*AIM*: Gather all lines in the data that hold the string "well".

[Extracted records]
┌──

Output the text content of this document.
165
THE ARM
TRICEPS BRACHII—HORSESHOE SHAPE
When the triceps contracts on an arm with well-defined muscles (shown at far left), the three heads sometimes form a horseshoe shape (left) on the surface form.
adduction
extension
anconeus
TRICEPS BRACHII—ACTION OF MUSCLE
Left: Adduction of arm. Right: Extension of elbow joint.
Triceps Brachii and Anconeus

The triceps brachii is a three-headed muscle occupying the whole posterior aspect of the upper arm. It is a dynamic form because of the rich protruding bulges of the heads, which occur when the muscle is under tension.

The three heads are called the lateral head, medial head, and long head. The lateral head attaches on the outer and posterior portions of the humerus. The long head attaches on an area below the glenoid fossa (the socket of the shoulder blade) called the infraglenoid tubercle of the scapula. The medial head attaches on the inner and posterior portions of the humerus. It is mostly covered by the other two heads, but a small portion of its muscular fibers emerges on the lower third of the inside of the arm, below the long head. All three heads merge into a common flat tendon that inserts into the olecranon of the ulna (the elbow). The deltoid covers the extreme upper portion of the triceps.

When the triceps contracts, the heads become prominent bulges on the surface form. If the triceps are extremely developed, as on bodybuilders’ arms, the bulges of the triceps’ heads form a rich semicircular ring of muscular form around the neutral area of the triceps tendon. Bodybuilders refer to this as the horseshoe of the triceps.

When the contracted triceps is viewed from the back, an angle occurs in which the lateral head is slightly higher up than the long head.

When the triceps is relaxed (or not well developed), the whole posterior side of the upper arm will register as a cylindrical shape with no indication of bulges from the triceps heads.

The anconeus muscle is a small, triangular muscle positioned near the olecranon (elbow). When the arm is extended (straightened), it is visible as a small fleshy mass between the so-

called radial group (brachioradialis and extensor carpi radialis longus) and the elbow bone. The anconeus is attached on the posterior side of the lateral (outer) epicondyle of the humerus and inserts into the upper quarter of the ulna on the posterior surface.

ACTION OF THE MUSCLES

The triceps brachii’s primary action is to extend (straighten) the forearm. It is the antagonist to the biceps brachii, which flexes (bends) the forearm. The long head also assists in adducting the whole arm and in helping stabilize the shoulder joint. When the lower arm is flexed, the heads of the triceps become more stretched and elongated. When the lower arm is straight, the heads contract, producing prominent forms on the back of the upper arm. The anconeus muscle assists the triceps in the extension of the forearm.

└──

*REPLY*:
When the triceps contracts on an arm with well-defined muscles (shown at far left), the three heads sometimes form a horseshoe shape (left) on the surface form.
When the triceps is relaxed (or not well developed), the whole posterior side of the upper arm will register as a cylindrical shape with no indication of bulges from the triceps heads.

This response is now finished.